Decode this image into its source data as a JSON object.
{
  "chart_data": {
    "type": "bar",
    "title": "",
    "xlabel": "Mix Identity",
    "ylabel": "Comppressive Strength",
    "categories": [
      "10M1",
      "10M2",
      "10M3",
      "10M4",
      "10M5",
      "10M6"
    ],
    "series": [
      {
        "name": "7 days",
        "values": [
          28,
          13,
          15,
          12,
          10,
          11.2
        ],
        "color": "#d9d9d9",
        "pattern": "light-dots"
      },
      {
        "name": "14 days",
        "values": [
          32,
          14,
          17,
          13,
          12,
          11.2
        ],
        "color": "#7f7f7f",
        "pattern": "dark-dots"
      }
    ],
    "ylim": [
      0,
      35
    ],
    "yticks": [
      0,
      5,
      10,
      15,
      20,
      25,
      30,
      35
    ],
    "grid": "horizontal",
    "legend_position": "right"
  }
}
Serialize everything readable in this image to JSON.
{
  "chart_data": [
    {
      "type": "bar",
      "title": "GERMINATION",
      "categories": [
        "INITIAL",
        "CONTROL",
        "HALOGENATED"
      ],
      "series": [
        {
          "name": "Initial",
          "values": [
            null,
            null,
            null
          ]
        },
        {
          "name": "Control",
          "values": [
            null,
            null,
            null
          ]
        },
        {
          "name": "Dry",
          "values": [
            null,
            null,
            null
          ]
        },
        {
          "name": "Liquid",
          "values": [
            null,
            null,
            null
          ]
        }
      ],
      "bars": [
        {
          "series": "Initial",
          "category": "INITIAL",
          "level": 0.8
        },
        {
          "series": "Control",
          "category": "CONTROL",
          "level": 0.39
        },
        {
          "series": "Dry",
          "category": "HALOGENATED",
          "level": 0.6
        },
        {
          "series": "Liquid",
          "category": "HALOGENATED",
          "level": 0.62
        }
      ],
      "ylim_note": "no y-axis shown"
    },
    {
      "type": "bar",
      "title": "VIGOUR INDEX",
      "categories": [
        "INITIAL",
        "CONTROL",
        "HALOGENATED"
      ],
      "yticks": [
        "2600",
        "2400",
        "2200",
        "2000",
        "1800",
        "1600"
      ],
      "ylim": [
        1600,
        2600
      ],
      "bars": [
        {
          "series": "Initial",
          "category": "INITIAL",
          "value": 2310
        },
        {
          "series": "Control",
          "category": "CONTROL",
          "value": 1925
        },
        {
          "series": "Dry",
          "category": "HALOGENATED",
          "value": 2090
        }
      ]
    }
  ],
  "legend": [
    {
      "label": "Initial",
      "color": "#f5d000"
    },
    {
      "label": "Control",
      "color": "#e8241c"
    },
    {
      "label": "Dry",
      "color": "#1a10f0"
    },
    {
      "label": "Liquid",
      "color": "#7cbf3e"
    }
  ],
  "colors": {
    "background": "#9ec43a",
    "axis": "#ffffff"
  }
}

Problem: Restate all of the entries above precisely.

Solution:
Decode this image into its source data as a JSON object.
{
  "chart_data": {
    "type": "bar",
    "title": "",
    "xlabel": "Mix Identity",
    "ylabel": "Comppressive Strength",
    "categories": [
      "10M1",
      "10M2",
      "10M3",
      "10M4",
      "10M5",
      "10M6"
    ],
    "series": [
      {
        "name": "7 days",
        "values": [
          28,
          13,
          15,
          12,
          10,
          11.2
        ],
        "color": "#d9d9d9",
        "pattern": "light-dots"
      },
      {
        "name": "14 days",
        "values": [
          32,
          14,
          17,
          13,
          12,
          11.2
        ],
        "color": "#7f7f7f",
        "pattern": "dark-dots"
      }
    ],
    "ylim": [
      0,
      35
    ],
    "yticks": [
      0,
      5,
      10,
      15,
      20,
      25,
      30,
      35
    ],
    "grid": "horizontal",
    "legend_position": "right"
  }
}
Serialize everything readable in this image to JSON.
{
  "chart_data": [
    {
      "type": "bar",
      "title": "GERMINATION",
      "categories": [
        "INITIAL",
        "CONTROL",
        "HALOGENATED"
      ],
      "series": [
        {
          "name": "Initial",
          "values": [
            null,
            null,
            null
          ]
        },
        {
          "name": "Control",
          "values": [
            null,
            null,
            null
          ]
        },
        {
          "name": "Dry",
          "values": [
            null,
            null,
            null
          ]
        },
        {
          "name": "Liquid",
          "values": [
            null,
            null,
            null
          ]
        }
      ],
      "bars": [
        {
          "series": "Initial",
          "category": "INITIAL",
          "level": 0.8
        },
        {
          "series": "Control",
          "category": "CONTROL",
          "level": 0.39
        },
        {
          "series": "Dry",
          "category": "HALOGENATED",
          "level": 0.6
        },
        {
          "series": "Liquid",
          "category": "HALOGENATED",
          "level": 0.62
        }
      ],
      "ylim_note": "no y-axis shown"
    },
    {
      "type": "bar",
      "title": "VIGOUR INDEX",
      "categories": [
        "INITIAL",
        "CONTROL",
        "HALOGENATED"
      ],
      "yticks": [
        "2600",
        "2400",
        "2200",
        "2000",
        "1800",
        "1600"
      ],
      "ylim": [
        1600,
        2600
      ],
      "bars": [
        {
          "series": "Initial",
          "category": "INITIAL",
          "value": 2310
        },
        {
          "series": "Control",
          "category": "CONTROL",
          "value": 1925
        },
        {
          "series": "Dry",
          "category": "HALOGENATED",
          "value": 2090
        }
      ]
    }
  ],
  "legend": [
    {
      "label": "Initial",
      "color": "#f5d000"
    },
    {
      "label": "Control",
      "color": "#e8241c"
    },
    {
      "label": "Dry",
      "color": "#1a10f0"
    },
    {
      "label": "Liquid",
      "color": "#7cbf3e"
    }
  ],
  "colors": {
    "background": "#9ec43a",
    "axis": "#ffffff"
  }
}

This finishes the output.